→ Given request
Reproduce every entry in the listing without alteration.

→ Input records
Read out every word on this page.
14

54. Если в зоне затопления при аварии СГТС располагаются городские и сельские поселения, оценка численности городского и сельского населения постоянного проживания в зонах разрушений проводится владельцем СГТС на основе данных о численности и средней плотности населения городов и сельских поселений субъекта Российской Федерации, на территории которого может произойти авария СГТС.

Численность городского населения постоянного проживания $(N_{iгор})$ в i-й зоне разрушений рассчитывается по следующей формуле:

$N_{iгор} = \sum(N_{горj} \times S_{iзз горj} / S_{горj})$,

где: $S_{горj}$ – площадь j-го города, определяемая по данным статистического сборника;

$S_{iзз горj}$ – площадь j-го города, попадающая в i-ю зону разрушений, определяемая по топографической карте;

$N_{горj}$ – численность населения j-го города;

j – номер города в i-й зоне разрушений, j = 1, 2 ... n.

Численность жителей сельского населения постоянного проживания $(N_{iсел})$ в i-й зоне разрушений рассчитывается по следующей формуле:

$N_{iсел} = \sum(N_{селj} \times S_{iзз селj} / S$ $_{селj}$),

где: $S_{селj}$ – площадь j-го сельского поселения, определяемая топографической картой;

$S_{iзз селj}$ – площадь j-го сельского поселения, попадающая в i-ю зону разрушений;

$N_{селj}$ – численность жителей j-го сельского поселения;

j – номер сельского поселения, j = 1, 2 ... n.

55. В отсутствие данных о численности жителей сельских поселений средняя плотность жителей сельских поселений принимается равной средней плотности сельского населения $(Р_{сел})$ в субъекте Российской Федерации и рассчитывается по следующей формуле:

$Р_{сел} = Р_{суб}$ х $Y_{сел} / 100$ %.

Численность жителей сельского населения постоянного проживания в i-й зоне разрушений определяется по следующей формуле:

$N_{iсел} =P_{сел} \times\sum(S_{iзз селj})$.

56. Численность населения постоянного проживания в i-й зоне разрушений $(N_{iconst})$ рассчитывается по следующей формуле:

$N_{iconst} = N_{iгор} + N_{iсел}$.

→ Solution to the problem
Read out every word on this page.
14

54. Если в зоне затопления при аварии СГТС располагаются городские и сельские поселения, оценка численности городского и сельского населения постоянного проживания в зонах разрушений проводится владельцем СГТС на основе данных о численности и средней плотности населения городов и сельских поселений субъекта Российской Федерации, на территории которого может произойти авария СГТС.

Численность городского населения постоянного проживания $(N_{iгор})$ в i-й зоне разрушений рассчитывается по следующей формуле:

$N_{iгор} = \sum(N_{горj} \times S_{iзз горj} / S_{горj})$,

где: $S_{горj}$ – площадь j-го города, определяемая по данным статистического сборника;

$S_{iзз горj}$ – площадь j-го города, попадающая в i-ю зону разрушений, определяемая по топографической карте;

$N_{горj}$ – численность населения j-го города;

j – номер города в i-й зоне разрушений, j = 1, 2 ... n.

Численность жителей сельского населения постоянного проживания $(N_{iсел})$ в i-й зоне разрушений рассчитывается по следующей формуле:

$N_{iсел} = \sum(N_{селj} \times S_{iзз селj} / S$ $_{селj}$),

где: $S_{селj}$ – площадь j-го сельского поселения, определяемая топографической картой;

$S_{iзз селj}$ – площадь j-го сельского поселения, попадающая в i-ю зону разрушений;

$N_{селj}$ – численность жителей j-го сельского поселения;

j – номер сельского поселения, j = 1, 2 ... n.

55. В отсутствие данных о численности жителей сельских поселений средняя плотность жителей сельских поселений принимается равной средней плотности сельского населения $(Р_{сел})$ в субъекте Российской Федерации и рассчитывается по следующей формуле:

$Р_{сел} = Р_{суб}$ х $Y_{сел} / 100$ %.

Численность жителей сельского населения постоянного проживания в i-й зоне разрушений определяется по следующей формуле:

$N_{iсел} =P_{сел} \times\sum(S_{iзз селj})$.

56. Численность населения постоянного проживания в i-й зоне разрушений $(N_{iconst})$ рассчитывается по следующей формуле:

$N_{iconst} = N_{iгор} + N_{iсел}$.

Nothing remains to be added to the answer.